Start RECORDS SHOWN
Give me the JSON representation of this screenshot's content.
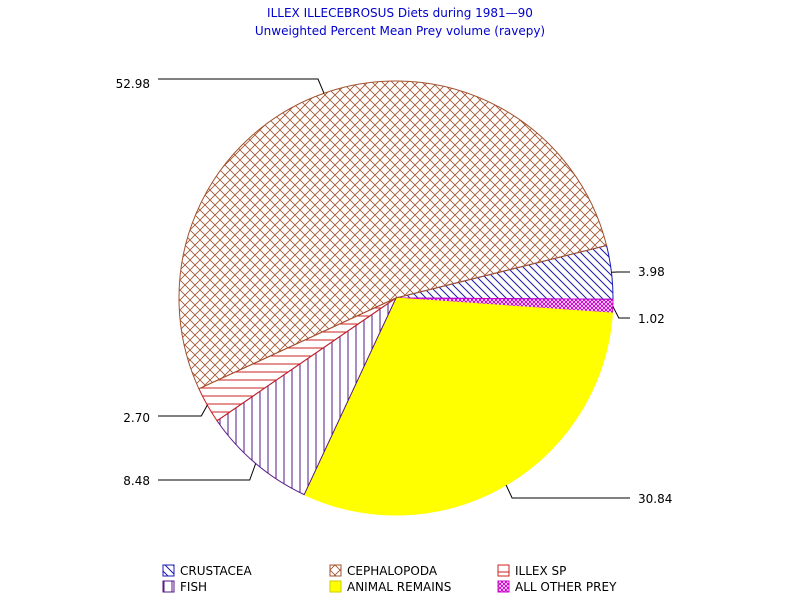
{
  "chart_data": {
    "type": "pie",
    "title": "ILLEX ILLECEBROSUS Diets during 1981—90",
    "subtitle": "Unweighted Percent Mean Prey volume (ravepy)",
    "slices": [
      {
        "name": "CRUSTACEA",
        "value": 3.98,
        "label": "3.98",
        "color": "#1a1ab3",
        "pattern": "diag-down"
      },
      {
        "name": "ALL OTHER PREY",
        "value": 1.02,
        "label": "1.02",
        "color": "#cc00cc",
        "pattern": "crosshatch-dense"
      },
      {
        "name": "ANIMAL REMAINS",
        "value": 30.84,
        "label": "30.84",
        "color": "#ffff00",
        "pattern": "solid"
      },
      {
        "name": "FISH",
        "value": 8.48,
        "label": "8.48",
        "color": "#551a8b",
        "pattern": "vertical"
      },
      {
        "name": "ILLEX SP",
        "value": 2.7,
        "label": "2.70",
        "color": "#cc2222",
        "pattern": "horizontal"
      },
      {
        "name": "CEPHALOPODA",
        "value": 52.98,
        "label": "52.98",
        "color": "#a0522d",
        "pattern": "crosshatch"
      }
    ],
    "legend": {
      "placement": "bottom",
      "items": [
        {
          "name": "CRUSTACEA"
        },
        {
          "name": "CEPHALOPODA"
        },
        {
          "name": "ILLEX SP"
        },
        {
          "name": "FISH"
        },
        {
          "name": "ANIMAL REMAINS"
        },
        {
          "name": "ALL OTHER PREY"
        }
      ]
    }
  }
}
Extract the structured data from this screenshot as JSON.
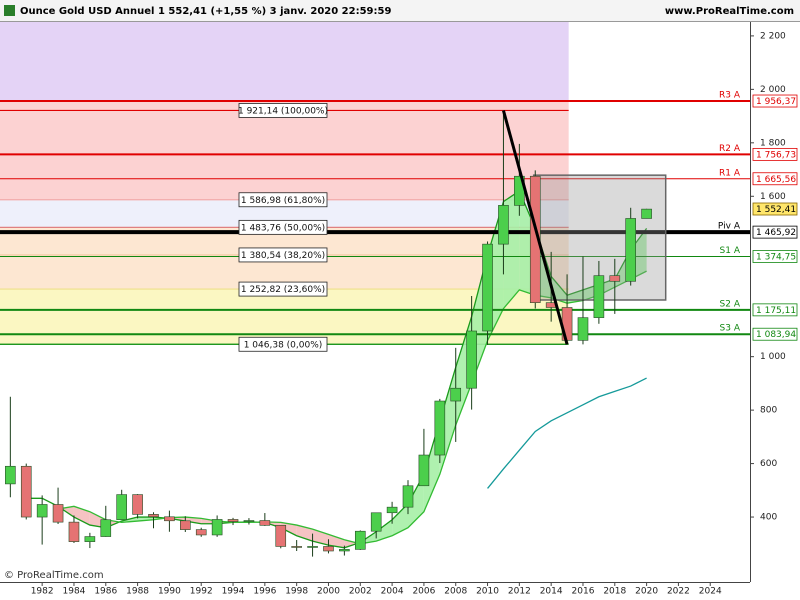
{
  "chart_data": {
    "type": "candlestick",
    "title": "Ounce Gold USD Annuel 1 552,41 (+1,55 %) 3 janv. 2020 22:59:59",
    "site": "www.ProRealTime.com",
    "watermark": "© ProRealTime.com",
    "x": [
      1980,
      1981,
      1982,
      1983,
      1984,
      1985,
      1986,
      1987,
      1988,
      1989,
      1990,
      1991,
      1992,
      1993,
      1994,
      1995,
      1996,
      1997,
      1998,
      1999,
      2000,
      2001,
      2002,
      2003,
      2004,
      2005,
      2006,
      2007,
      2008,
      2009,
      2010,
      2011,
      2012,
      2013,
      2014,
      2015,
      2016,
      2017,
      2018,
      2019,
      2020
    ],
    "open": [
      524,
      590,
      400,
      447,
      381,
      308,
      327,
      390,
      484,
      410,
      401,
      386,
      353,
      333,
      391,
      383,
      387,
      369,
      290,
      288,
      290,
      273,
      279,
      347,
      416,
      437,
      517,
      632,
      834,
      882,
      1096,
      1421,
      1566,
      1675,
      1202,
      1184,
      1061,
      1146,
      1303,
      1282,
      1517
    ],
    "high": [
      850,
      600,
      481,
      510,
      406,
      341,
      442,
      502,
      486,
      418,
      424,
      403,
      360,
      406,
      397,
      396,
      415,
      367,
      314,
      338,
      317,
      293,
      350,
      417,
      457,
      538,
      730,
      842,
      1033,
      1227,
      1431,
      1921,
      1796,
      1697,
      1392,
      1308,
      1375,
      1358,
      1366,
      1557,
      1553
    ],
    "low": [
      474,
      391,
      297,
      374,
      303,
      284,
      326,
      390,
      395,
      358,
      345,
      344,
      326,
      326,
      370,
      372,
      367,
      283,
      273,
      252,
      264,
      256,
      277,
      320,
      375,
      411,
      516,
      602,
      681,
      802,
      1044,
      1308,
      1527,
      1180,
      1131,
      1046,
      1046,
      1123,
      1160,
      1266,
      1517
    ],
    "close": [
      590,
      400,
      447,
      381,
      308,
      327,
      390,
      484,
      410,
      401,
      386,
      353,
      333,
      391,
      383,
      387,
      369,
      290,
      288,
      290,
      273,
      279,
      347,
      416,
      437,
      517,
      632,
      834,
      882,
      1096,
      1421,
      1566,
      1675,
      1202,
      1184,
      1061,
      1146,
      1303,
      1282,
      1517,
      1552
    ],
    "up_color": "#4ccf4c",
    "down_color": "#e57373",
    "lines": [
      {
        "color": "#1a9a1a",
        "values": [
          null,
          470,
          470,
          440,
          400,
          370,
          360,
          385,
          400,
          400,
          395,
          385,
          375,
          375,
          380,
          382,
          380,
          360,
          330,
          310,
          295,
          285,
          305,
          345,
          390,
          450,
          560,
          760,
          960,
          1150,
          1380,
          1580,
          1620,
          1480,
          1300,
          1230,
          1250,
          1270,
          1290,
          1400,
          1480
        ]
      },
      {
        "color": "#33bb33",
        "values": [
          null,
          null,
          null,
          430,
          440,
          420,
          390,
          380,
          385,
          390,
          398,
          400,
          395,
          385,
          380,
          380,
          382,
          380,
          370,
          355,
          335,
          315,
          300,
          310,
          330,
          360,
          420,
          560,
          744,
          900,
          1060,
          1180,
          1250,
          1230,
          1220,
          1200,
          1210,
          1230,
          1260,
          1290,
          1320
        ]
      },
      {
        "color": "#159a9a",
        "values": [
          null,
          null,
          null,
          null,
          null,
          null,
          null,
          null,
          null,
          null,
          null,
          null,
          null,
          null,
          null,
          null,
          null,
          null,
          null,
          null,
          null,
          null,
          null,
          null,
          null,
          null,
          null,
          null,
          null,
          null,
          507,
          580,
          650,
          720,
          760,
          790,
          820,
          850,
          870,
          890,
          920
        ]
      }
    ],
    "band_colors": {
      "up": "#a6f0a6",
      "down": "#f5bcbc"
    },
    "zones": [
      {
        "top": 2252,
        "bottom": 1956.37,
        "color": "#e4d3f6"
      },
      {
        "top": 1956.37,
        "bottom": 1586.98,
        "color": "#fcd2d2"
      },
      {
        "top": 1586.98,
        "bottom": 1483.76,
        "color": "#eef0fb"
      },
      {
        "top": 1483.76,
        "bottom": 1252.82,
        "color": "#fde7d2"
      },
      {
        "top": 1252.82,
        "bottom": 1046.38,
        "color": "#fbf7c2"
      }
    ],
    "fibonacci": {
      "x_end": 2015.1,
      "levels": [
        {
          "value": 1921.14,
          "label": "1 921,14 (100,00%)",
          "color": "#e00000"
        },
        {
          "value": 1586.98,
          "label": "1 586,98 (61,80%)",
          "color": "#f2aaaa"
        },
        {
          "value": 1483.76,
          "label": "1 483,76 (50,00%)",
          "color": "#e08080"
        },
        {
          "value": 1380.54,
          "label": "1 380,54 (38,20%)",
          "color": "#f2c9a0"
        },
        {
          "value": 1252.82,
          "label": "1 252,82 (23,60%)",
          "color": "#eee08a"
        },
        {
          "value": 1046.38,
          "label": "1 046,38 (0,00%)",
          "color": "#008800"
        }
      ]
    },
    "pivots": [
      {
        "name": "R3 A",
        "value": 1956.37,
        "label": "1 956,37",
        "color": "#e00000",
        "width": 2
      },
      {
        "name": "R2 A",
        "value": 1756.73,
        "label": "1 756,73",
        "color": "#e00000",
        "width": 2
      },
      {
        "name": "R1 A",
        "value": 1665.56,
        "label": "1 665,56",
        "color": "#e00000",
        "width": 1
      },
      {
        "name": "Piv A",
        "value": 1465.92,
        "label": "1 465,92",
        "color": "#000000",
        "width": 4
      },
      {
        "name": "S1 A",
        "value": 1374.75,
        "label": "1 374,75",
        "color": "#118811",
        "width": 1
      },
      {
        "name": "S2 A",
        "value": 1175.11,
        "label": "1 175,11",
        "color": "#118811",
        "width": 2
      },
      {
        "name": "S3 A",
        "value": 1083.94,
        "label": "1 083,94",
        "color": "#118811",
        "width": 2
      }
    ],
    "last": {
      "value": 1552.41,
      "label": "1 552,41",
      "color": "#ffe66b"
    },
    "box": {
      "x": [
        2012.9,
        2021.2
      ],
      "y": [
        1212,
        1679
      ]
    },
    "trendline": {
      "x": [
        2011,
        2015
      ],
      "y": [
        1921,
        1046
      ]
    },
    "xlim": [
      1979.35,
      2026.5
    ],
    "xticks": [
      1982,
      1984,
      1986,
      1988,
      1990,
      1992,
      1994,
      1996,
      1998,
      2000,
      2002,
      2004,
      2006,
      2008,
      2010,
      2012,
      2014,
      2016,
      2018,
      2020,
      2022,
      2024
    ],
    "ylim": [
      157,
      2252
    ],
    "yticks": [
      {
        "value": 2200,
        "label": "2 200"
      },
      {
        "value": 2000,
        "label": "2 000"
      },
      {
        "value": 1800,
        "label": "1 800"
      },
      {
        "value": 1600,
        "label": "1 600"
      },
      {
        "value": 1000,
        "label": "1 000"
      },
      800,
      600,
      400
    ]
  }
}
End RECORDS SHOWN
### WHAT YOU HAVE TO DO
Pull out each line of the entries that contains "pattern".

### ANSWER IN FULL
        "pattern": "diag-down"
        "pattern": "crosshatch-dense"
        "pattern": "solid"
        "pattern": "vertical"
        "pattern": "horizontal"
        "pattern": "crosshatch"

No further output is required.